Copy out all the data, word for word.
────────────────────
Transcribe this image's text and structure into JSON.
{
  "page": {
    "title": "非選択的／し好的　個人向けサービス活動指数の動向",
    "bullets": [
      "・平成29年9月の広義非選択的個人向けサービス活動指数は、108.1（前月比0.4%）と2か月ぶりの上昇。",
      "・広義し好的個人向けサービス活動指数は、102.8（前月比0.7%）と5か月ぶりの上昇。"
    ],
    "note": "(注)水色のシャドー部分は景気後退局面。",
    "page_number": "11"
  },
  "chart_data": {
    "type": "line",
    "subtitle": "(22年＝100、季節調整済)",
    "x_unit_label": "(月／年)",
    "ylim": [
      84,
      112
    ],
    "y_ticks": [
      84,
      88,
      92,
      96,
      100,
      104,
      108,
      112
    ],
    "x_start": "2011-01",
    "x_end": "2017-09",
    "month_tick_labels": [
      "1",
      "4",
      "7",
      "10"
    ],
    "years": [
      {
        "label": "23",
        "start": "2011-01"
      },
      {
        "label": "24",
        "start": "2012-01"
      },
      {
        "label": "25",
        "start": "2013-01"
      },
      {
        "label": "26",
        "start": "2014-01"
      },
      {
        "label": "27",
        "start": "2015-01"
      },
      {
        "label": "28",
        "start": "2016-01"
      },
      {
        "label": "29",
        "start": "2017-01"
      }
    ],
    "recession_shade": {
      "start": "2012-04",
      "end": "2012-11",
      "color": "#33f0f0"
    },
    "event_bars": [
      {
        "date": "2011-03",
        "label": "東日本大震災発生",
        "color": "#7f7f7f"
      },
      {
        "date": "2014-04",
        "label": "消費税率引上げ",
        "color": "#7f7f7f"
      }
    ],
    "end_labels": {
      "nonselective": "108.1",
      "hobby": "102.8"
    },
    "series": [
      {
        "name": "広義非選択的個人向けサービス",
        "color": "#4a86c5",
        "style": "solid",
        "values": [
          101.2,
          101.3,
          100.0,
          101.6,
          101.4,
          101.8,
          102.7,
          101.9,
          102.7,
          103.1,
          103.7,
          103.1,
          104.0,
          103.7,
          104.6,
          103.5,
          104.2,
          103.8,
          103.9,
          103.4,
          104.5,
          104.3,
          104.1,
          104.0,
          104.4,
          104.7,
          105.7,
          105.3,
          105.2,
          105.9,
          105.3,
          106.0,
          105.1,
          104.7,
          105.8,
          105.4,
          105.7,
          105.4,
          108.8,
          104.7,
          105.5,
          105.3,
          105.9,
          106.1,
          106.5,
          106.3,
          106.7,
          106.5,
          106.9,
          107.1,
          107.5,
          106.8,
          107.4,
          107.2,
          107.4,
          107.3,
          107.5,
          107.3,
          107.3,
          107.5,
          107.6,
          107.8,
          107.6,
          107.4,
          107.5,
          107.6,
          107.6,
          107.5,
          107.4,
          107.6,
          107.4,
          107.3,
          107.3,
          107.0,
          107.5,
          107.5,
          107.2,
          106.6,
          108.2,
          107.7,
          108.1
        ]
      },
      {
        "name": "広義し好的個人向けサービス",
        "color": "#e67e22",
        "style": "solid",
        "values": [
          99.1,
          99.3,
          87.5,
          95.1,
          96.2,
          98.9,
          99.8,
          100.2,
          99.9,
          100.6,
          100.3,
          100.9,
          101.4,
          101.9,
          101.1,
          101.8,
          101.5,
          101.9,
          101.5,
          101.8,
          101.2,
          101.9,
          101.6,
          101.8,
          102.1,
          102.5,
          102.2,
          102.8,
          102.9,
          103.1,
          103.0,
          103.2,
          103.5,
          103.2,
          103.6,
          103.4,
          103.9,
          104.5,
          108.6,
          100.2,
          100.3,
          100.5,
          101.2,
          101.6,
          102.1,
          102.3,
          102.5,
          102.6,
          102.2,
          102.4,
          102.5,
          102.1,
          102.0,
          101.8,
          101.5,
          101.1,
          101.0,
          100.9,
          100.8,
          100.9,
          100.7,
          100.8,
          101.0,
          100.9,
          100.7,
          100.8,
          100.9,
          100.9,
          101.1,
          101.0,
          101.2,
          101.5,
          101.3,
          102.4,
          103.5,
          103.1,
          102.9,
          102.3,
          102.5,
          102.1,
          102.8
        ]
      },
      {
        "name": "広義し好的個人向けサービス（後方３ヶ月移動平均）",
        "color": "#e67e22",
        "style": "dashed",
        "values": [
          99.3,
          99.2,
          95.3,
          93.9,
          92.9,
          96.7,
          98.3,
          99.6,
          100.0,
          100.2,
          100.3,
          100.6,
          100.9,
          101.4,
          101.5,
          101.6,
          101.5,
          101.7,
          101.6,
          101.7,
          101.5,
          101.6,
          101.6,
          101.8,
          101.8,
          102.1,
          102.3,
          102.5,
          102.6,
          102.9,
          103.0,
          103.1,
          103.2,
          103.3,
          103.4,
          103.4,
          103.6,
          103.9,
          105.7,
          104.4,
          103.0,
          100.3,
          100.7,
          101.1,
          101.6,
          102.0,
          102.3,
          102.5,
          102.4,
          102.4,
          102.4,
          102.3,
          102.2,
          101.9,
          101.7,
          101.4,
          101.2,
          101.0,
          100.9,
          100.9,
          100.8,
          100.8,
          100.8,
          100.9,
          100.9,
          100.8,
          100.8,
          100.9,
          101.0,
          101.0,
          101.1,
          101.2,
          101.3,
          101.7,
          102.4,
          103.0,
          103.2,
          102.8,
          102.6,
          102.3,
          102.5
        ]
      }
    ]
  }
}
────────────────────
FINISHED EXERCISE:
Transcribe this image's text and structure into JSON.
{
  "page": {
    "title": "非選択的／し好的　個人向けサービス活動指数の動向",
    "bullets": [
      "・平成29年9月の広義非選択的個人向けサービス活動指数は、108.1（前月比0.4%）と2か月ぶりの上昇。",
      "・広義し好的個人向けサービス活動指数は、102.8（前月比0.7%）と5か月ぶりの上昇。"
    ],
    "note": "(注)水色のシャドー部分は景気後退局面。",
    "page_number": "11"
  },
  "chart_data": {
    "type": "line",
    "subtitle": "(22年＝100、季節調整済)",
    "x_unit_label": "(月／年)",
    "ylim": [
      84,
      112
    ],
    "y_ticks": [
      84,
      88,
      92,
      96,
      100,
      104,
      108,
      112
    ],
    "x_start": "2011-01",
    "x_end": "2017-09",
    "month_tick_labels": [
      "1",
      "4",
      "7",
      "10"
    ],
    "years": [
      {
        "label": "23",
        "start": "2011-01"
      },
      {
        "label": "24",
        "start": "2012-01"
      },
      {
        "label": "25",
        "start": "2013-01"
      },
      {
        "label": "26",
        "start": "2014-01"
      },
      {
        "label": "27",
        "start": "2015-01"
      },
      {
        "label": "28",
        "start": "2016-01"
      },
      {
        "label": "29",
        "start": "2017-01"
      }
    ],
    "recession_shade": {
      "start": "2012-04",
      "end": "2012-11",
      "color": "#33f0f0"
    },
    "event_bars": [
      {
        "date": "2011-03",
        "label": "東日本大震災発生",
        "color": "#7f7f7f"
      },
      {
        "date": "2014-04",
        "label": "消費税率引上げ",
        "color": "#7f7f7f"
      }
    ],
    "end_labels": {
      "nonselective": "108.1",
      "hobby": "102.8"
    },
    "series": [
      {
        "name": "広義非選択的個人向けサービス",
        "color": "#4a86c5",
        "style": "solid",
        "values": [
          101.2,
          101.3,
          100.0,
          101.6,
          101.4,
          101.8,
          102.7,
          101.9,
          102.7,
          103.1,
          103.7,
          103.1,
          104.0,
          103.7,
          104.6,
          103.5,
          104.2,
          103.8,
          103.9,
          103.4,
          104.5,
          104.3,
          104.1,
          104.0,
          104.4,
          104.7,
          105.7,
          105.3,
          105.2,
          105.9,
          105.3,
          106.0,
          105.1,
          104.7,
          105.8,
          105.4,
          105.7,
          105.4,
          108.8,
          104.7,
          105.5,
          105.3,
          105.9,
          106.1,
          106.5,
          106.3,
          106.7,
          106.5,
          106.9,
          107.1,
          107.5,
          106.8,
          107.4,
          107.2,
          107.4,
          107.3,
          107.5,
          107.3,
          107.3,
          107.5,
          107.6,
          107.8,
          107.6,
          107.4,
          107.5,
          107.6,
          107.6,
          107.5,
          107.4,
          107.6,
          107.4,
          107.3,
          107.3,
          107.0,
          107.5,
          107.5,
          107.2,
          106.6,
          108.2,
          107.7,
          108.1
        ]
      },
      {
        "name": "広義し好的個人向けサービス",
        "color": "#e67e22",
        "style": "solid",
        "values": [
          99.1,
          99.3,
          87.5,
          95.1,
          96.2,
          98.9,
          99.8,
          100.2,
          99.9,
          100.6,
          100.3,
          100.9,
          101.4,
          101.9,
          101.1,
          101.8,
          101.5,
          101.9,
          101.5,
          101.8,
          101.2,
          101.9,
          101.6,
          101.8,
          102.1,
          102.5,
          102.2,
          102.8,
          102.9,
          103.1,
          103.0,
          103.2,
          103.5,
          103.2,
          103.6,
          103.4,
          103.9,
          104.5,
          108.6,
          100.2,
          100.3,
          100.5,
          101.2,
          101.6,
          102.1,
          102.3,
          102.5,
          102.6,
          102.2,
          102.4,
          102.5,
          102.1,
          102.0,
          101.8,
          101.5,
          101.1,
          101.0,
          100.9,
          100.8,
          100.9,
          100.7,
          100.8,
          101.0,
          100.9,
          100.7,
          100.8,
          100.9,
          100.9,
          101.1,
          101.0,
          101.2,
          101.5,
          101.3,
          102.4,
          103.5,
          103.1,
          102.9,
          102.3,
          102.5,
          102.1,
          102.8
        ]
      },
      {
        "name": "広義し好的個人向けサービス（後方３ヶ月移動平均）",
        "color": "#e67e22",
        "style": "dashed",
        "values": [
          99.3,
          99.2,
          95.3,
          93.9,
          92.9,
          96.7,
          98.3,
          99.6,
          100.0,
          100.2,
          100.3,
          100.6,
          100.9,
          101.4,
          101.5,
          101.6,
          101.5,
          101.7,
          101.6,
          101.7,
          101.5,
          101.6,
          101.6,
          101.8,
          101.8,
          102.1,
          102.3,
          102.5,
          102.6,
          102.9,
          103.0,
          103.1,
          103.2,
          103.3,
          103.4,
          103.4,
          103.6,
          103.9,
          105.7,
          104.4,
          103.0,
          100.3,
          100.7,
          101.1,
          101.6,
          102.0,
          102.3,
          102.5,
          102.4,
          102.4,
          102.4,
          102.3,
          102.2,
          101.9,
          101.7,
          101.4,
          101.2,
          101.0,
          100.9,
          100.9,
          100.8,
          100.8,
          100.8,
          100.9,
          100.9,
          100.8,
          100.8,
          100.9,
          101.0,
          101.0,
          101.1,
          101.2,
          101.3,
          101.7,
          102.4,
          103.0,
          103.2,
          102.8,
          102.6,
          102.3,
          102.5
        ]
      }
    ]
  }
}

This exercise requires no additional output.